** START OF SUPPLIED RECORDS **
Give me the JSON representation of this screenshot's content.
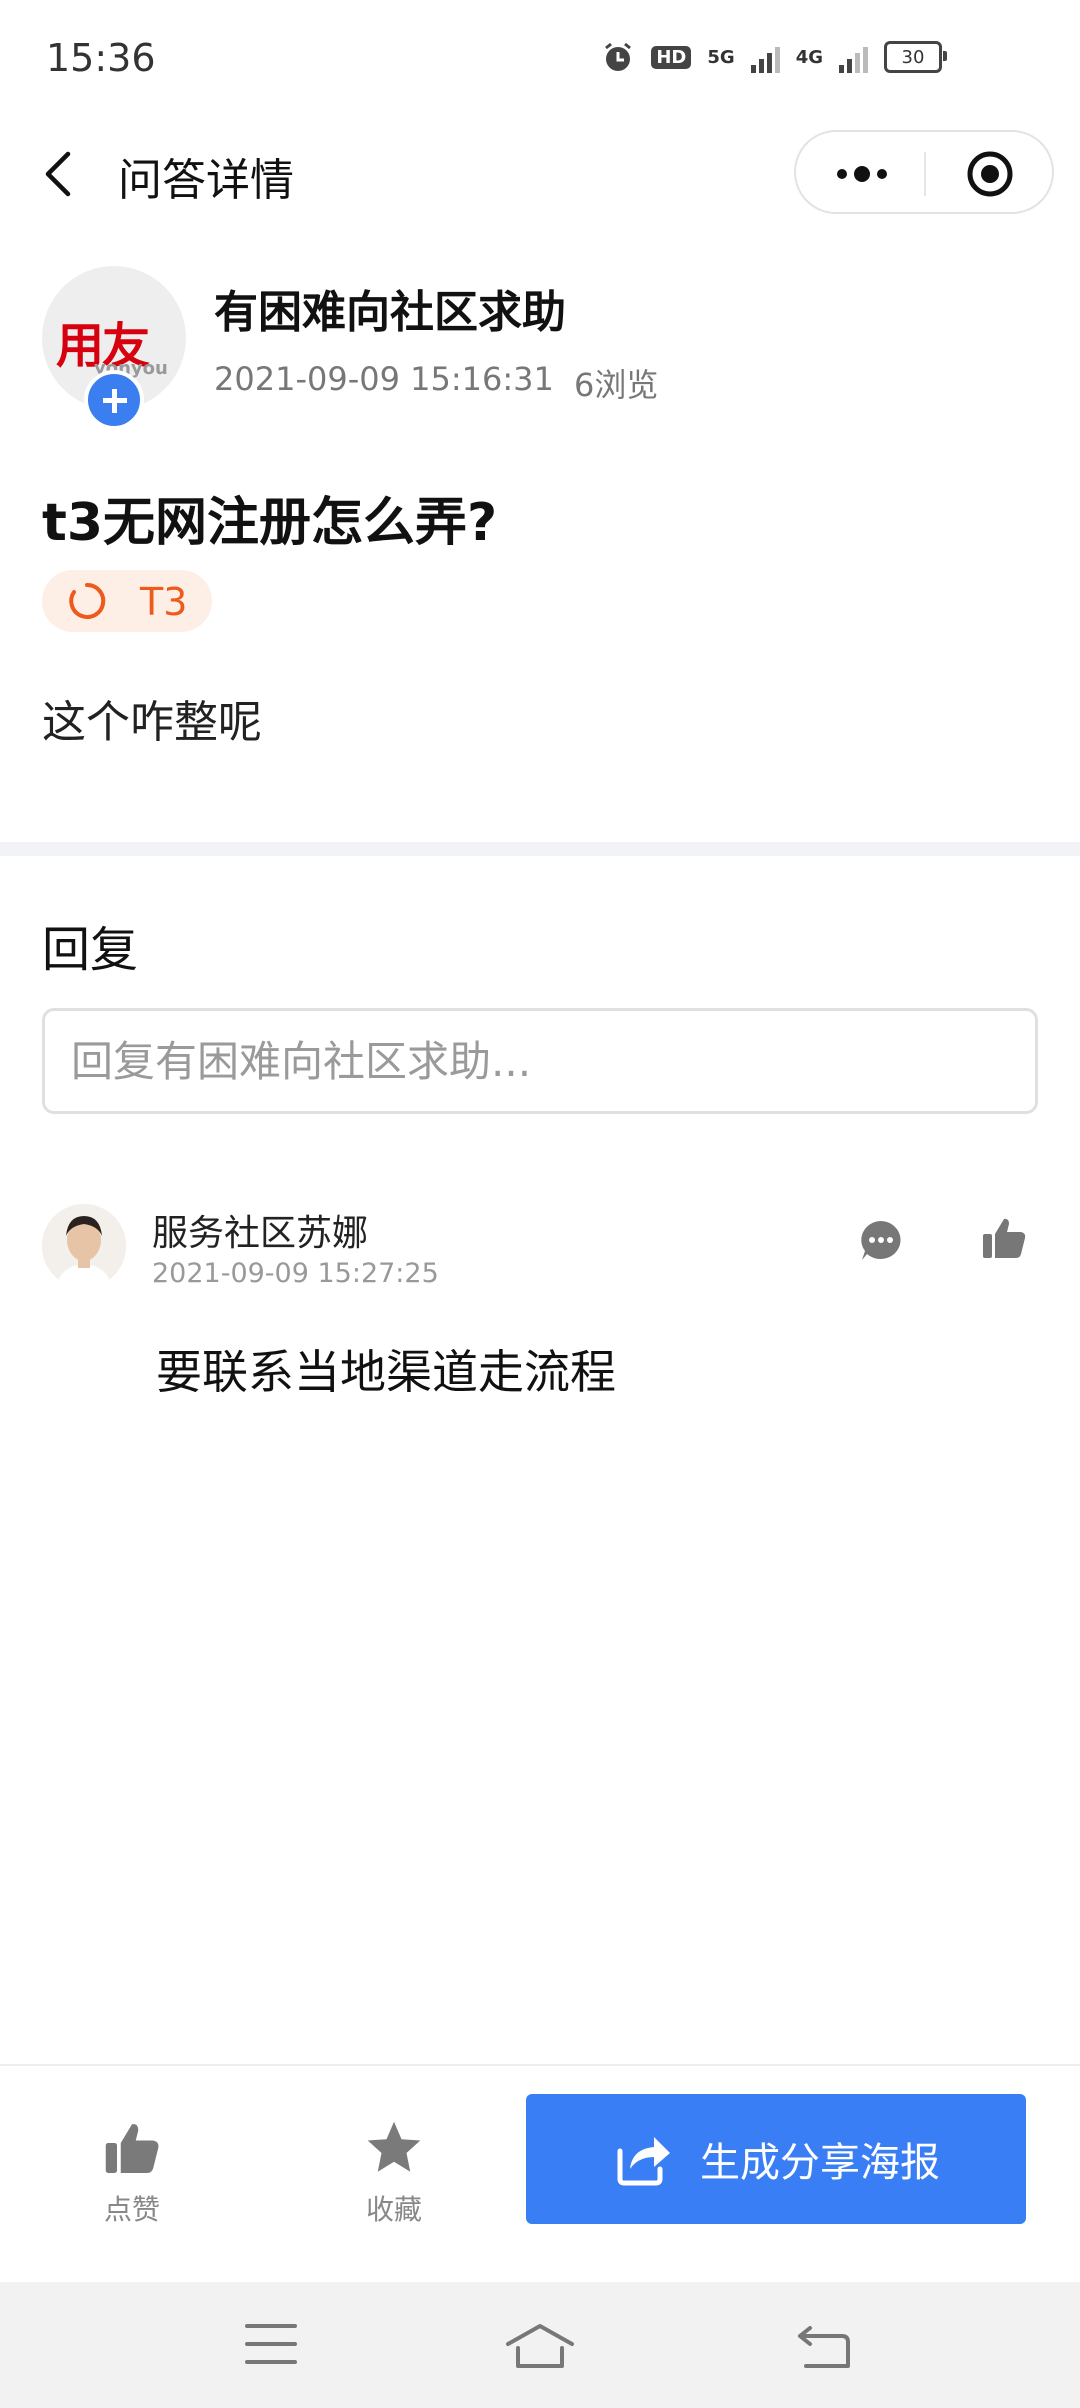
{
  "status_bar": {
    "time": "15:36",
    "hd_label": "HD",
    "net_5g": "5G",
    "net_4g": "4G",
    "battery": "30"
  },
  "nav": {
    "title": "问答详情"
  },
  "post": {
    "author_name": "有困难向社区求助",
    "avatar_logo_text": "用友",
    "avatar_logo_sub": "yonyou",
    "time": "2021-09-09 15:16:31",
    "views": "6浏览",
    "title": "t3无网注册怎么弄?",
    "tag": "T3",
    "body": "这个咋整呢"
  },
  "reply": {
    "heading": "回复",
    "placeholder": "回复有困难向社区求助..."
  },
  "comments": [
    {
      "author": "服务社区苏娜",
      "time": "2021-09-09 15:27:25",
      "text": "要联系当地渠道走流程"
    }
  ],
  "bottom_bar": {
    "like_label": "点赞",
    "favorite_label": "收藏",
    "share_label": "生成分享海报"
  },
  "colors": {
    "primary": "#3a7ef6",
    "tag_text": "#ee5a1c",
    "tag_bg": "#fdeee6",
    "logo_red": "#d7000f"
  }
}
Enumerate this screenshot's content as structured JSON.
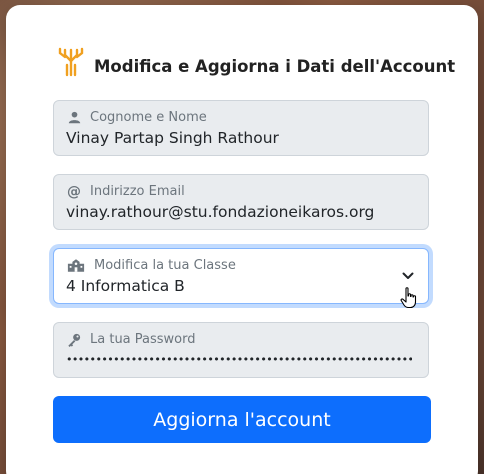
{
  "header": {
    "title": "Modifica e Aggiorna i Dati dell'Account",
    "logo_icon": "tree-logo-icon"
  },
  "form": {
    "name_field": {
      "label": "Cognome e Nome",
      "value": "Vinay Partap Singh Rathour",
      "icon": "user-icon"
    },
    "email_field": {
      "label": "Indirizzo Email",
      "value": "vinay.rathour@stu.fondazioneikaros.org",
      "icon": "at-icon"
    },
    "class_select": {
      "label": "Modifica la tua Classe",
      "selected": "4 Informatica B",
      "icon": "school-icon"
    },
    "password_field": {
      "label": "La tua Password",
      "value": "••••••••••••••••••••••••••••••••••••••••••••••••••••••••••••••••",
      "icon": "key-icon"
    },
    "submit_label": "Aggiorna l'account"
  },
  "colors": {
    "accent": "#0d6efd",
    "logo": "#f0a020",
    "field_bg": "#e9ecef"
  }
}
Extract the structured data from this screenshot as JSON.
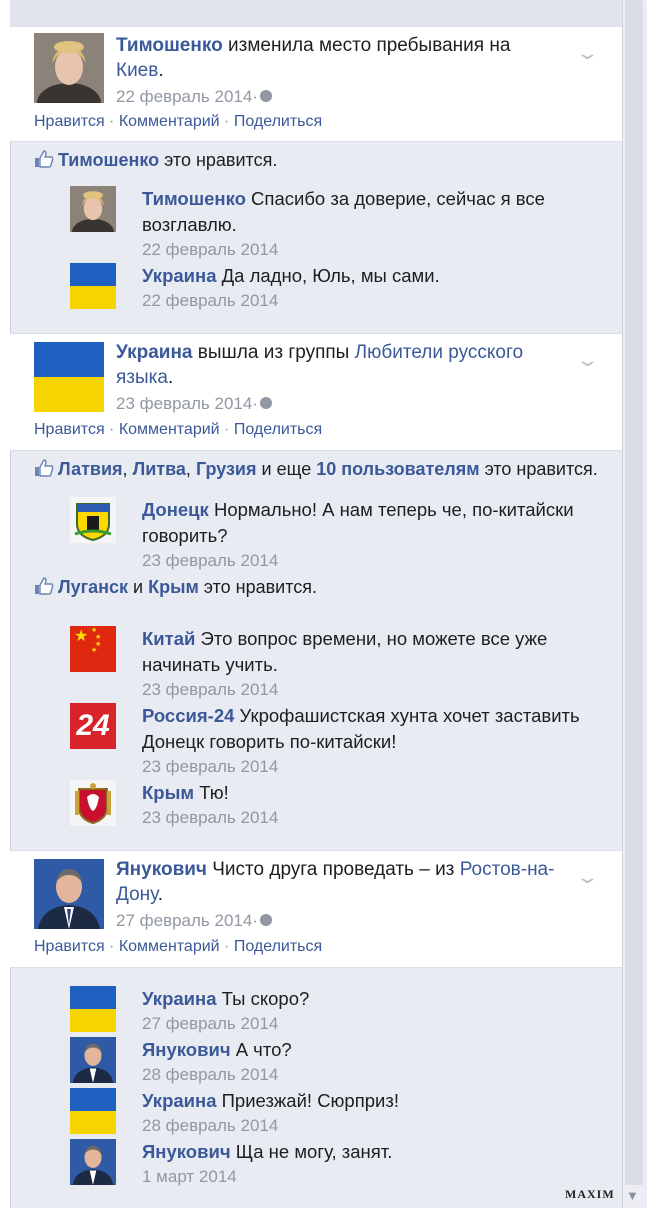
{
  "posts": [
    {
      "author": "Тимошенко",
      "text": " изменила место пребывания на ",
      "link": "Киев",
      "tail": ".",
      "date": "22 февраль 2014",
      "actions": [
        "Нравится",
        "Комментарий",
        "Поделиться"
      ]
    },
    {
      "author": "Украина",
      "text": " вышла из группы ",
      "link": "Любители русского языка",
      "tail": ".",
      "date": "23 февраль 2014",
      "actions": [
        "Нравится",
        "Комментарий",
        "Поделиться"
      ]
    },
    {
      "author": "Янукович",
      "text": " Чисто друга проведать – из ",
      "link": "Ростов-на-Дону",
      "tail": ".",
      "date": "27 февраль 2014",
      "actions": [
        "Нравится",
        "Комментарий",
        "Поделиться"
      ]
    }
  ],
  "likes": {
    "l1": {
      "names": [
        "Тимошенко"
      ],
      "suffix": " это нравится."
    },
    "l2": {
      "n1": "Латвия",
      "n2": "Литва",
      "n3": "Грузия",
      "mid": " и еще ",
      "more": "10 пользователям",
      "suffix": " это нравится."
    },
    "l3": {
      "n1": "Луганск",
      "mid": " и ",
      "n2": "Крым",
      "suffix": " это нравится."
    }
  },
  "comments": {
    "c1": {
      "author": "Тимошенко",
      "text": " Спасибо за доверие, сейчас я все возглавлю.",
      "date": "22 февраль 2014"
    },
    "c2": {
      "author": "Украина",
      "text": " Да ладно, Юль, мы сами.",
      "date": "22 февраль 2014"
    },
    "c3": {
      "author": "Донецк",
      "text": " Нормально! А нам теперь че, по-китайски говорить?",
      "date": "23 февраль 2014"
    },
    "c4": {
      "author": "Китай",
      "text": " Это вопрос времени, но можете все уже начинать учить.",
      "date": "23 февраль 2014"
    },
    "c5": {
      "author": "Россия-24",
      "text": " Укрофашистская хунта хочет заставить Донецк говорить по-китайски!",
      "date": "23 февраль 2014"
    },
    "c6": {
      "author": "Крым",
      "text": " Тю!",
      "date": "23 февраль 2014"
    },
    "c7": {
      "author": "Украина",
      "text": " Ты скоро?",
      "date": "27 февраль 2014"
    },
    "c8": {
      "author": "Янукович",
      "text": " А что?",
      "date": "28 февраль 2014"
    },
    "c9": {
      "author": "Украина",
      "text": " Приезжай! Сюрприз!",
      "date": "28 февраль 2014"
    },
    "c10": {
      "author": "Янукович",
      "text": " Ща не могу, занят.",
      "date": "1 март 2014"
    }
  },
  "badges": {
    "r24": "24"
  },
  "watermark": "MAXIM",
  "icons": {
    "privacy": "globe-icon",
    "like": "thumbs-up-icon",
    "menu": "chevron-down-icon",
    "scroll": "scroll-down-arrow-icon"
  },
  "colors": {
    "link": "#3b5998",
    "date": "#9197a3",
    "feed_bg": "#e9ebf3",
    "ukraine_blue": "#1f5fbf",
    "ukraine_yellow": "#f5d400"
  }
}
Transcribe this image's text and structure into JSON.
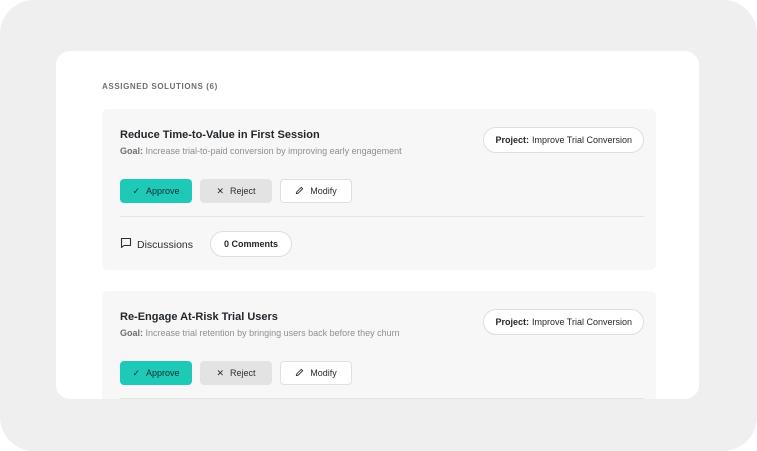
{
  "section": {
    "heading": "ASSIGNED SOLUTIONS (6)"
  },
  "solutions": [
    {
      "title": "Reduce Time-to-Value in First Session",
      "goal_label": "Goal:",
      "goal_text": " Increase trial-to-paid conversion by improving early engagement",
      "project_label": "Project:",
      "project_value": "Improve Trial Conversion",
      "approve_label": "Approve",
      "reject_label": "Reject",
      "modify_label": "Modify",
      "discussions_label": "Discussions",
      "comments_label": "0 Comments"
    },
    {
      "title": "Re-Engage At-Risk Trial Users",
      "goal_label": "Goal:",
      "goal_text": " Increase trial retention by bringing users back before they churn",
      "project_label": "Project:",
      "project_value": "Improve Trial Conversion",
      "approve_label": "Approve",
      "reject_label": "Reject",
      "modify_label": "Modify"
    }
  ],
  "colors": {
    "accent": "#1ec9b8",
    "outer_background": "#efefef",
    "card_background": "#f7f7f7"
  },
  "icons": {
    "approve": "check-icon",
    "reject": "x-icon",
    "modify": "pencil-icon",
    "discussions": "chat-bubble-icon"
  }
}
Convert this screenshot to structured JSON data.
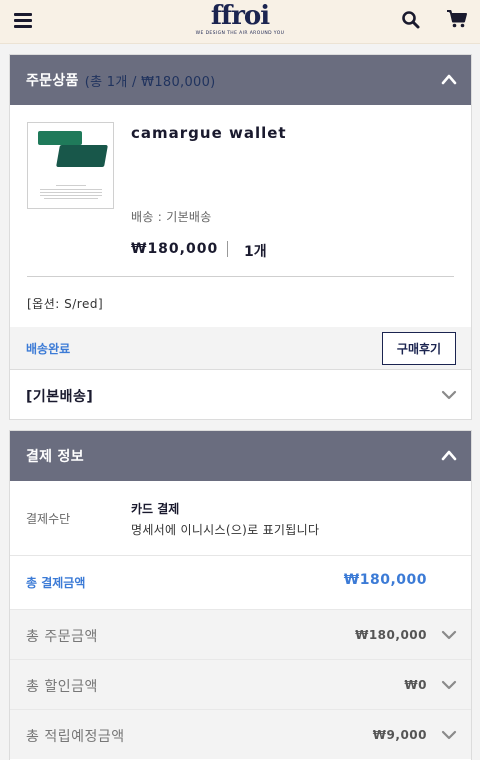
{
  "header": {
    "logo_text": "ffroi",
    "logo_tagline": "WE DESIGN THE AIR AROUND YOU"
  },
  "order_panel": {
    "title": "주문상품",
    "summary": "(총 1개 / ₩180,000)"
  },
  "product": {
    "name": "camargue wallet",
    "shipping": "배송 : 기본배송",
    "price": "₩180,000",
    "quantity": "1개",
    "option": "[옵션: S/red]",
    "status": "배송완료",
    "review_button": "구매후기"
  },
  "shipping_group": {
    "label": "[기본배송]"
  },
  "payment_panel": {
    "title": "결제 정보",
    "method_label": "결제수단",
    "method_value": "카드 결제",
    "method_note": "명세서에 이니시스(으)로 표기됩니다",
    "total_label": "총 결제금액",
    "total_value": "₩180,000"
  },
  "summary_rows": [
    {
      "label": "총 주문금액",
      "value": "₩180,000"
    },
    {
      "label": "총 할인금액",
      "value": "₩0"
    },
    {
      "label": "총 적립예정금액",
      "value": "₩9,000"
    }
  ],
  "colors": {
    "header_bg": "#f8f1e6",
    "panel_head_bg": "#6a6d7f",
    "brand_navy": "#1b2450",
    "accent_blue": "#3c7bd6"
  },
  "icons": [
    "menu-icon",
    "search-icon",
    "cart-icon",
    "chevron-up-icon",
    "chevron-down-icon"
  ]
}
** END OF SUPPLIED RECORDS **
▶ **SHORT TASK**
Of the lines above, copy each that contains "down".

▶ **TASK RESULT**
    "menu": "chevron-down-icon",
    "scroll": "scroll-down-arrow-icon"
    "chevron-down-icon"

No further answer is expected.